• _Goal_
What is needed here is an exact copy of every entry.

• _Dataset records_
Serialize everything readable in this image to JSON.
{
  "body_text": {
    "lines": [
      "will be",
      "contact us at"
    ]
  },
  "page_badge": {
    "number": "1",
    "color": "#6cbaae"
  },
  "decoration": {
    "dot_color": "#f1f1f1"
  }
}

• _Answer to the task_
Serialize everything readable in this image to JSON.
{
  "body_text": {
    "lines": [
      "will be",
      "contact us at"
    ]
  },
  "page_badge": {
    "number": "1",
    "color": "#6cbaae"
  },
  "decoration": {
    "dot_color": "#f1f1f1"
  }
}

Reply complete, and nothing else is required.